Data entries:
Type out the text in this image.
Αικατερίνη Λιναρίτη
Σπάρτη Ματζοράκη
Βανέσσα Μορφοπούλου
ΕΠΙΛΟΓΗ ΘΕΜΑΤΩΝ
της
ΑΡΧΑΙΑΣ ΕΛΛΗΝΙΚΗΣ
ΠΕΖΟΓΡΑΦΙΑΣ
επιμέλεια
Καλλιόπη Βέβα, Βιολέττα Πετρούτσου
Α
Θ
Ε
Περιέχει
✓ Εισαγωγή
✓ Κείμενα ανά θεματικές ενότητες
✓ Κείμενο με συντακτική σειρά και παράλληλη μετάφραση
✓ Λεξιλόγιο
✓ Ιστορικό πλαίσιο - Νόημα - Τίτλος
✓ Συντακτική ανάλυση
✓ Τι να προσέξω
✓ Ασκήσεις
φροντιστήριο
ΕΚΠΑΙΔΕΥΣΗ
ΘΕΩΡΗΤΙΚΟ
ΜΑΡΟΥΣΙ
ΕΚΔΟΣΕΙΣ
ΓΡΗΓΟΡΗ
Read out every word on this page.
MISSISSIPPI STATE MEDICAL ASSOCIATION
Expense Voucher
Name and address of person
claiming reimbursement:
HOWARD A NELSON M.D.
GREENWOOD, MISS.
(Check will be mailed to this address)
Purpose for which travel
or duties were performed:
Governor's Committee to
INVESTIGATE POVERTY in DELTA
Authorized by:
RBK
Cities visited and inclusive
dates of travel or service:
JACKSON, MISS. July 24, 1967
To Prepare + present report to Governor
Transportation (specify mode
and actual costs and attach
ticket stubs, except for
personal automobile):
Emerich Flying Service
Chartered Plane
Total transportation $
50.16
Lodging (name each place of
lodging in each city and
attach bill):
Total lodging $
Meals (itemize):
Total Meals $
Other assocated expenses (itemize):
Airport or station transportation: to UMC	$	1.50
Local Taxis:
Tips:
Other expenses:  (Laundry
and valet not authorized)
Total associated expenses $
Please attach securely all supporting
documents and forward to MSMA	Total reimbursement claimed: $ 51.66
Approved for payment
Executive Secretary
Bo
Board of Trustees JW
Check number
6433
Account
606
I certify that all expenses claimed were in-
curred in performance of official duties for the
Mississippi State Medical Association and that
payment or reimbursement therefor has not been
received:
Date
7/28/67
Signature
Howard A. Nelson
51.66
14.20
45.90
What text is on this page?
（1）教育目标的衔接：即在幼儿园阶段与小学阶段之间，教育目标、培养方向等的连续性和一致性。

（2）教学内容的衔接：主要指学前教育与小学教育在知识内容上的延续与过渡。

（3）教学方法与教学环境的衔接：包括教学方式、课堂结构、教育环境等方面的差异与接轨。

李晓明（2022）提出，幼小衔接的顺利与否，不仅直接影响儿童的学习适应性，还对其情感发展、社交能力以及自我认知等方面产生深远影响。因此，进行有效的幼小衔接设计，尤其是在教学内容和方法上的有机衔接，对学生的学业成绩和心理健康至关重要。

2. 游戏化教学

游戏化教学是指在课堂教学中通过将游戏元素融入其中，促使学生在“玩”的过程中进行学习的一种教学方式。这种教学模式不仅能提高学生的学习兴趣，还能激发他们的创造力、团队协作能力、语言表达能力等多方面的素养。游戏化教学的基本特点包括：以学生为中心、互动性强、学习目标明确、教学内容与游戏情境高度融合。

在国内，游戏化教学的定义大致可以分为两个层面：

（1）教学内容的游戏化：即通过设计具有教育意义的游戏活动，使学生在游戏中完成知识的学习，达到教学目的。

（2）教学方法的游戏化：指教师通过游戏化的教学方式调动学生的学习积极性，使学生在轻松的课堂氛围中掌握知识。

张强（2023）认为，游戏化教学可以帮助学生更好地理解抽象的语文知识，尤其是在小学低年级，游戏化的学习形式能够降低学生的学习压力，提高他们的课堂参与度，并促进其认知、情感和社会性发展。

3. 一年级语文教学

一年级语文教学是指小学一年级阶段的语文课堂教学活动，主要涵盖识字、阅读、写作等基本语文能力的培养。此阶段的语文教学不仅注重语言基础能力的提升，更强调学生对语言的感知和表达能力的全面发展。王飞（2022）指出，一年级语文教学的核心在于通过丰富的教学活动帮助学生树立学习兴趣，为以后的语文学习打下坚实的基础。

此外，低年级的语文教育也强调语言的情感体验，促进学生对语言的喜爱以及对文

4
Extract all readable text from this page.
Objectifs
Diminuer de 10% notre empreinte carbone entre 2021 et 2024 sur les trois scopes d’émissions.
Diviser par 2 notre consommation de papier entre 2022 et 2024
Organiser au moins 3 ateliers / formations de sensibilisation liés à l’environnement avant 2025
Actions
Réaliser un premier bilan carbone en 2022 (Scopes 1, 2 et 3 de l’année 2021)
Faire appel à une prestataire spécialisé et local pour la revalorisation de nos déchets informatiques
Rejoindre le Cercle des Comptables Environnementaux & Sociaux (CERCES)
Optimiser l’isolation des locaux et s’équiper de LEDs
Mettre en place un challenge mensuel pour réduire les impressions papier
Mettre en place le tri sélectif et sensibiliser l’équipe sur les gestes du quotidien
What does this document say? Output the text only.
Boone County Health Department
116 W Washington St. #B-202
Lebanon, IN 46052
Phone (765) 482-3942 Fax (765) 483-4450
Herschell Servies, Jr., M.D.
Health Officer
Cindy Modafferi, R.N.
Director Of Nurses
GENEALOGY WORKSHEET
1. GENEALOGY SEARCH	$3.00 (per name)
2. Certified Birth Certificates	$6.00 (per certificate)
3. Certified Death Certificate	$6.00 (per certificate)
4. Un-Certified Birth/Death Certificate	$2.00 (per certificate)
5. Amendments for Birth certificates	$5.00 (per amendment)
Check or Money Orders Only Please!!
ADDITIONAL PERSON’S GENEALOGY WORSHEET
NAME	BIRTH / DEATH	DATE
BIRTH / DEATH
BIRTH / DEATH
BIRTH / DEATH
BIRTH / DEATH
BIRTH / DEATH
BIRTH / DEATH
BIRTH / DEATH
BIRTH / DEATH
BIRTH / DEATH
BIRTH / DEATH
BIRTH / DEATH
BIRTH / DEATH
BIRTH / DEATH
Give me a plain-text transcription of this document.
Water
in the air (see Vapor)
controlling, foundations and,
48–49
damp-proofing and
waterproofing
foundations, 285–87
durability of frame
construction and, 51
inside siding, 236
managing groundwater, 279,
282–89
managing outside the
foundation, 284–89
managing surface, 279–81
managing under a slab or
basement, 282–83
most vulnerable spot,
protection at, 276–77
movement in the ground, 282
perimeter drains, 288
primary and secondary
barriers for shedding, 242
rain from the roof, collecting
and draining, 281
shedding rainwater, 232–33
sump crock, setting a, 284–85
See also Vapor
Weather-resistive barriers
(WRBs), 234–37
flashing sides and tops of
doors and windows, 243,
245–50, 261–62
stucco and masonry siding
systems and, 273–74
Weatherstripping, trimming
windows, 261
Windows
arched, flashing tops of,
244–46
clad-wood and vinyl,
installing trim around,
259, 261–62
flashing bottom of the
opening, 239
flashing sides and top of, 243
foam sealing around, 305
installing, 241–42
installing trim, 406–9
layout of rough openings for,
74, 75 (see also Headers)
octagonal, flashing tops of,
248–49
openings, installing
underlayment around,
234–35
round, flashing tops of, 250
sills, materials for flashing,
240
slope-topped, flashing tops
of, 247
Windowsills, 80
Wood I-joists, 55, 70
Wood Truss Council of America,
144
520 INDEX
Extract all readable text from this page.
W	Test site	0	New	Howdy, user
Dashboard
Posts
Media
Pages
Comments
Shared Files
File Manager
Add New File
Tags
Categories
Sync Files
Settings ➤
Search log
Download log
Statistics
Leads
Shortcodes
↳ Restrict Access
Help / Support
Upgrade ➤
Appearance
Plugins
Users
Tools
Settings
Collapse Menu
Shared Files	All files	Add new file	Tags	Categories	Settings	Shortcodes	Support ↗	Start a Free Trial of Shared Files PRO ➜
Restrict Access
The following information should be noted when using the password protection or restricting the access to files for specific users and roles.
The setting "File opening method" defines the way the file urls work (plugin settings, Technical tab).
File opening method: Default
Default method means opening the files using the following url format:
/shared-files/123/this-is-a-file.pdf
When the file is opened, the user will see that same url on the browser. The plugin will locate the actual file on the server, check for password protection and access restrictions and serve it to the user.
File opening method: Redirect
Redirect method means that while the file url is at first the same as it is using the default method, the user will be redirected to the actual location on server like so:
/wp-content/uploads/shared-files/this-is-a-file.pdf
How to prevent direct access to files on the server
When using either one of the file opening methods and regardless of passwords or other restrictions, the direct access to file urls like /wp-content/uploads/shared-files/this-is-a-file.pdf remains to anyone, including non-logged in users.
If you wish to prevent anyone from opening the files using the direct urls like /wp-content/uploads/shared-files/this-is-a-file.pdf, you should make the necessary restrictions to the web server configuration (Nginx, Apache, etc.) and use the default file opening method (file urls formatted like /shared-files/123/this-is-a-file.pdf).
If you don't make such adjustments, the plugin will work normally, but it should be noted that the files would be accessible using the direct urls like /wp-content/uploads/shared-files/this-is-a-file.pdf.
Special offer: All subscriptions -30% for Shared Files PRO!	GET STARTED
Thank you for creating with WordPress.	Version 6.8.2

#### WRITTEN TASK:
Go through the lines above. Select every one that has the string "papier".

#### EXERCISE OUTPUT:
Diviser par 2 notre consommation de papier entre 2022 et 2024
Mettre en place un challenge mensuel pour réduire les impressions papier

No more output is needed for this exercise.